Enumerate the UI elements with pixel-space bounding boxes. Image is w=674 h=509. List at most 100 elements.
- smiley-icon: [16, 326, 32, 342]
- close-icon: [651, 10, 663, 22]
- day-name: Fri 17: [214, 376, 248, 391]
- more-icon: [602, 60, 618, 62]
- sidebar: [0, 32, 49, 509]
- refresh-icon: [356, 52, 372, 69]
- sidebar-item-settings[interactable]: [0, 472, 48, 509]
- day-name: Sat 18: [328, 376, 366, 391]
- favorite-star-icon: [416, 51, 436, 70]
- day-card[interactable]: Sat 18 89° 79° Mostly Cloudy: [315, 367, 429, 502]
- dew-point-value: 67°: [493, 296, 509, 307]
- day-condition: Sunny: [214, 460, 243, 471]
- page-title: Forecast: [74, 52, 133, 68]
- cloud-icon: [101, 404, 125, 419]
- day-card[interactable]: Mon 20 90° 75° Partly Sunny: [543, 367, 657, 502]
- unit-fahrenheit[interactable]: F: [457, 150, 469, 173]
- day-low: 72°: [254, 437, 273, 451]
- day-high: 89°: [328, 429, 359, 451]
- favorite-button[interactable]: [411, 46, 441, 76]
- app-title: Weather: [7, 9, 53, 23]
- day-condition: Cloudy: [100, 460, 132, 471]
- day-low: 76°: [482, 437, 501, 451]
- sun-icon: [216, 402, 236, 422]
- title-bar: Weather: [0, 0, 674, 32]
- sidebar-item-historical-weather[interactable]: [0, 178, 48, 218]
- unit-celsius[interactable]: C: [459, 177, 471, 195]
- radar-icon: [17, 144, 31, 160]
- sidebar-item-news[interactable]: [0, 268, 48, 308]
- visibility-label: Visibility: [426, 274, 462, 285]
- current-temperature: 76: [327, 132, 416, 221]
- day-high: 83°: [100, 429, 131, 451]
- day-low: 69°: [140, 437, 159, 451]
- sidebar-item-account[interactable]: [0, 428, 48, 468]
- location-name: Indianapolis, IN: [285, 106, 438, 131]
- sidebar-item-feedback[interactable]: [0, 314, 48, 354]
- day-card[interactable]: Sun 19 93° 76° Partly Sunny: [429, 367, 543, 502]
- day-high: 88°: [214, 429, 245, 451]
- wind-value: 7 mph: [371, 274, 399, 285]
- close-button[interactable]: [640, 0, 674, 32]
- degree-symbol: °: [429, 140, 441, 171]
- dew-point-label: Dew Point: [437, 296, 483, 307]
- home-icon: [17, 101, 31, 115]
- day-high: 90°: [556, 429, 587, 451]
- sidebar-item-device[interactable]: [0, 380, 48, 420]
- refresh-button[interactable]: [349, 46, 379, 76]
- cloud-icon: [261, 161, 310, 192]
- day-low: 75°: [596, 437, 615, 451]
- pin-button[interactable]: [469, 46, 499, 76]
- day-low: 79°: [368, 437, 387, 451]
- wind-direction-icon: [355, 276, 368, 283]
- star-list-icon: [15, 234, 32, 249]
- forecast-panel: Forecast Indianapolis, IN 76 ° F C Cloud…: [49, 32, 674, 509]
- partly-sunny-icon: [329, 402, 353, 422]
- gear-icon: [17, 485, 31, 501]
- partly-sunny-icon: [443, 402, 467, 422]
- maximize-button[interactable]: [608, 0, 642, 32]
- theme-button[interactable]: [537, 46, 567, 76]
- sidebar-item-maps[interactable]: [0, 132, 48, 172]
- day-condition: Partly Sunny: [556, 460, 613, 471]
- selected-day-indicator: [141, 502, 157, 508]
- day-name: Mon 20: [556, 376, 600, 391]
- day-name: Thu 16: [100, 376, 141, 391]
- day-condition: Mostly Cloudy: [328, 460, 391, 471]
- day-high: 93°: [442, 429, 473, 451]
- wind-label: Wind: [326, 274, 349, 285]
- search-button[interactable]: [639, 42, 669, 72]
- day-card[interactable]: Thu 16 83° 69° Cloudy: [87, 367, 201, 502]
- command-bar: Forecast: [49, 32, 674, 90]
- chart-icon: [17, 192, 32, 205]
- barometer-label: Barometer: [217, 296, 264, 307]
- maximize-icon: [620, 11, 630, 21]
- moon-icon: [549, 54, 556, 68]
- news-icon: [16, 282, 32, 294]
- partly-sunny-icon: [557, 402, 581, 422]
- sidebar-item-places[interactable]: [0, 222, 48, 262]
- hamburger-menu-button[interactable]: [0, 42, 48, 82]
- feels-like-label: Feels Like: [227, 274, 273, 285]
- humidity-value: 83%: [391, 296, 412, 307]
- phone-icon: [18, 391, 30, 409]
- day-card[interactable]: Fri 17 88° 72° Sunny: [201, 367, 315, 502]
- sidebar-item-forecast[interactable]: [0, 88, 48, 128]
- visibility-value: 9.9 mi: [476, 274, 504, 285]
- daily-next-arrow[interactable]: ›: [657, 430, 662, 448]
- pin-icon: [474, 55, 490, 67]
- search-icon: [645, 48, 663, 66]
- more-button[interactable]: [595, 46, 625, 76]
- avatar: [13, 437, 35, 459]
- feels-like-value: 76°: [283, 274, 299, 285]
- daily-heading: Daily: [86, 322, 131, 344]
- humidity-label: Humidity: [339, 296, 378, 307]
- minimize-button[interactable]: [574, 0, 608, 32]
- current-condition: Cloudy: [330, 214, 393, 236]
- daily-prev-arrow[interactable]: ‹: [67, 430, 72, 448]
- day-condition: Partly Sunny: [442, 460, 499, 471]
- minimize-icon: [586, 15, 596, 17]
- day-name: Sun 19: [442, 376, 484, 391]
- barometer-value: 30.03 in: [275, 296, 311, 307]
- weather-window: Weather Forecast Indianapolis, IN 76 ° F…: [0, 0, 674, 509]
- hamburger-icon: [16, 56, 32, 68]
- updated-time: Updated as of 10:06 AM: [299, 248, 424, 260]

Problem details: Reproduce every line of the entries above without any change.

Result of the task:
Enumerate the UI elements with pixel-space bounding boxes. Image is w=674 h=509. List at most 100 elements.
- smiley-icon: [16, 326, 32, 342]
- close-icon: [651, 10, 663, 22]
- day-name: Fri 17: [214, 376, 248, 391]
- more-icon: [602, 60, 618, 62]
- sidebar: [0, 32, 49, 509]
- refresh-icon: [356, 52, 372, 69]
- sidebar-item-settings[interactable]: [0, 472, 48, 509]
- day-name: Sat 18: [328, 376, 366, 391]
- favorite-star-icon: [416, 51, 436, 70]
- day-card[interactable]: Sat 18 89° 79° Mostly Cloudy: [315, 367, 429, 502]
- dew-point-value: 67°: [493, 296, 509, 307]
- day-condition: Sunny: [214, 460, 243, 471]
- page-title: Forecast: [74, 52, 133, 68]
- cloud-icon: [101, 404, 125, 419]
- day-card[interactable]: Mon 20 90° 75° Partly Sunny: [543, 367, 657, 502]
- unit-fahrenheit[interactable]: F: [457, 150, 469, 173]
- day-low: 72°: [254, 437, 273, 451]
- day-high: 89°: [328, 429, 359, 451]
- favorite-button[interactable]: [411, 46, 441, 76]
- app-title: Weather: [7, 9, 53, 23]
- day-condition: Cloudy: [100, 460, 132, 471]
- day-low: 76°: [482, 437, 501, 451]
- sun-icon: [216, 402, 236, 422]
- title-bar: Weather: [0, 0, 674, 32]
- sidebar-item-historical-weather[interactable]: [0, 178, 48, 218]
- unit-celsius[interactable]: C: [459, 177, 471, 195]
- radar-icon: [17, 144, 31, 160]
- sidebar-item-news[interactable]: [0, 268, 48, 308]
- visibility-label: Visibility: [426, 274, 462, 285]
- current-temperature: 76: [327, 132, 416, 221]
- day-high: 83°: [100, 429, 131, 451]
- day-low: 69°: [140, 437, 159, 451]
- sidebar-item-account[interactable]: [0, 428, 48, 468]
- location-name: Indianapolis, IN: [285, 106, 438, 131]
- sidebar-item-feedback[interactable]: [0, 314, 48, 354]
- day-card[interactable]: Sun 19 93° 76° Partly Sunny: [429, 367, 543, 502]
- day-high: 88°: [214, 429, 245, 451]
- wind-value: 7 mph: [371, 274, 399, 285]
- close-button[interactable]: [640, 0, 674, 32]
- degree-symbol: °: [429, 140, 441, 171]
- dew-point-label: Dew Point: [437, 296, 483, 307]
- home-icon: [17, 101, 31, 115]
- day-high: 90°: [556, 429, 587, 451]
- sidebar-item-device[interactable]: [0, 380, 48, 420]
- refresh-button[interactable]: [349, 46, 379, 76]
- cloud-icon: [261, 161, 310, 192]
- day-low: 75°: [596, 437, 615, 451]
- pin-button[interactable]: [469, 46, 499, 76]
- day-low: 79°: [368, 437, 387, 451]
- wind-direction-icon: [355, 276, 368, 283]
- star-list-icon: [15, 234, 32, 249]
- forecast-panel: Forecast Indianapolis, IN 76 ° F C Cloud…: [49, 32, 674, 509]
- partly-sunny-icon: [329, 402, 353, 422]
- gear-icon: [17, 485, 31, 501]
- partly-sunny-icon: [443, 402, 467, 422]
- maximize-button[interactable]: [608, 0, 642, 32]
- theme-button[interactable]: [537, 46, 567, 76]
- sidebar-item-maps[interactable]: [0, 132, 48, 172]
- day-condition: Partly Sunny: [556, 460, 613, 471]
- selected-day-indicator: [141, 502, 157, 508]
- day-name: Mon 20: [556, 376, 600, 391]
- day-name: Thu 16: [100, 376, 141, 391]
- day-condition: Mostly Cloudy: [328, 460, 391, 471]
- day-high: 93°: [442, 429, 473, 451]
- wind-label: Wind: [326, 274, 349, 285]
- search-button[interactable]: [639, 42, 669, 72]
- day-card[interactable]: Thu 16 83° 69° Cloudy: [87, 367, 201, 502]
- command-bar: Forecast: [49, 32, 674, 90]
- chart-icon: [17, 192, 32, 205]
- barometer-label: Barometer: [217, 296, 264, 307]
- maximize-icon: [620, 11, 630, 21]
- moon-icon: [549, 54, 556, 68]
- news-icon: [16, 282, 32, 294]
- partly-sunny-icon: [557, 402, 581, 422]
- sidebar-item-places[interactable]: [0, 222, 48, 262]
- hamburger-menu-button[interactable]: [0, 42, 48, 82]
- feels-like-label: Feels Like: [227, 274, 273, 285]
- humidity-value: 83%: [391, 296, 412, 307]
- phone-icon: [18, 391, 30, 409]
- day-card[interactable]: Fri 17 88° 72° Sunny: [201, 367, 315, 502]
- sidebar-item-forecast[interactable]: [0, 88, 48, 128]
- visibility-value: 9.9 mi: [476, 274, 504, 285]
- daily-next-arrow[interactable]: ›: [657, 430, 662, 448]
- pin-icon: [474, 55, 490, 67]
- search-icon: [645, 48, 663, 66]
- more-button[interactable]: [595, 46, 625, 76]
- avatar: [13, 437, 35, 459]
- feels-like-value: 76°: [283, 274, 299, 285]
- daily-heading: Daily: [86, 322, 131, 344]
- humidity-label: Humidity: [339, 296, 378, 307]
- minimize-button[interactable]: [574, 0, 608, 32]
- current-condition: Cloudy: [330, 214, 393, 236]
- daily-prev-arrow[interactable]: ‹: [67, 430, 72, 448]
- day-condition: Partly Sunny: [442, 460, 499, 471]
- minimize-icon: [586, 15, 596, 17]
- day-name: Sun 19: [442, 376, 484, 391]
- barometer-value: 30.03 in: [275, 296, 311, 307]
- weather-window: Weather Forecast Indianapolis, IN 76 ° F…: [0, 0, 674, 509]
- hamburger-icon: [16, 56, 32, 68]
- updated-time: Updated as of 10:06 AM: [299, 248, 424, 260]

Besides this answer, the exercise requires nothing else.